● Written instruction: Please return the material below word for word, keeping every line as it is.

• • •

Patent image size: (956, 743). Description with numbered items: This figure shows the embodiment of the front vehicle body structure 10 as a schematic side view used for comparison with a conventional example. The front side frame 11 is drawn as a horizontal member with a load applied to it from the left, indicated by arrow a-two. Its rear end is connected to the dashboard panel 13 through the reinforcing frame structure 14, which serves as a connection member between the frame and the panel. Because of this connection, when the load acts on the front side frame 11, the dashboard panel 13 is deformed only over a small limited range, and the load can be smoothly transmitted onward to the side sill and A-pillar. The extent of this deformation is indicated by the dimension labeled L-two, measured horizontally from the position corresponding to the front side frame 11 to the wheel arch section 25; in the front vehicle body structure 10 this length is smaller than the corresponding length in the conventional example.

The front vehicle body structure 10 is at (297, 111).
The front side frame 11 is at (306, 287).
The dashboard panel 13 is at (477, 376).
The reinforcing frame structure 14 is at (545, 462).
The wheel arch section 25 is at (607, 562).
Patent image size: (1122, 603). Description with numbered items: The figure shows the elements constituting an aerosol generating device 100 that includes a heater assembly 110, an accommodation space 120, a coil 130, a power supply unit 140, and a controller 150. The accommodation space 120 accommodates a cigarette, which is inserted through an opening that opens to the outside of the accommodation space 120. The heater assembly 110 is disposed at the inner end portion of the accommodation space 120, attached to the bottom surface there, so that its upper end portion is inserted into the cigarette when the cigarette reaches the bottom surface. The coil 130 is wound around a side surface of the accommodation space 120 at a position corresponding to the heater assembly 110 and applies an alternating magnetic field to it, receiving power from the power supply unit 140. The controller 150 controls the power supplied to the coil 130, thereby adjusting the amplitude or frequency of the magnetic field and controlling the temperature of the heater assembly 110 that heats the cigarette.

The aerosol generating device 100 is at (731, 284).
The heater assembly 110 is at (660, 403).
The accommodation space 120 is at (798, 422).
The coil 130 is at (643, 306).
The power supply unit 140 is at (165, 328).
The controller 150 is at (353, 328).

• • •

● Exercise answer:
Patent image size: (956, 743). Description with numbered items: This figure shows the embodiment of the front vehicle body structure 10 as a schematic side view used for comparison with a conventional example. The front side frame 11 is drawn as a horizontal member with a load applied to it from the left, indicated by arrow a-two. Its rear end is connected to the dashboard panel 13 through the reinforcing frame structure 14, which serves as a connection member between the frame and the panel. Because of this connection, when the load acts on the front side frame 11, the dashboard panel 13 is deformed only over a small limited range, and the load can be smoothly transmitted onward to the side sill and A-pillar. The extent of this deformation is indicated by the dimension labeled L-two, measured horizontally from the position corresponding to the front side frame 11 to the wheel arch section 25; in the front vehicle body structure 10 this length is smaller than the corresponding length in the conventional example.

The front vehicle body structure 10 is at (297, 111).
The front side frame 11 is at (306, 287).
The dashboard panel 13 is at (477, 376).
The reinforcing frame structure 14 is at (545, 462).
The wheel arch section 25 is at (607, 562).
Patent image size: (1122, 603). Description with numbered items: The figure shows the elements constituting an aerosol generating device 100 that includes a heater assembly 110, an accommodation space 120, a coil 130, a power supply unit 140, and a controller 150. The accommodation space 120 accommodates a cigarette, which is inserted through an opening that opens to the outside of the accommodation space 120. The heater assembly 110 is disposed at the inner end portion of the accommodation space 120, attached to the bottom surface there, so that its upper end portion is inserted into the cigarette when the cigarette reaches the bottom surface. The coil 130 is wound around a side surface of the accommodation space 120 at a position corresponding to the heater assembly 110 and applies an alternating magnetic field to it, receiving power from the power supply unit 140. The controller 150 controls the power supplied to the coil 130, thereby adjusting the amplitude or frequency of the magnetic field and controlling the temperature of the heater assembly 110 that heats the cigarette.

The aerosol generating device 100 is at (731, 284).
The heater assembly 110 is at (660, 403).
The accommodation space 120 is at (798, 422).
The coil 130 is at (643, 306).
The power supply unit 140 is at (165, 328).
The controller 150 is at (353, 328).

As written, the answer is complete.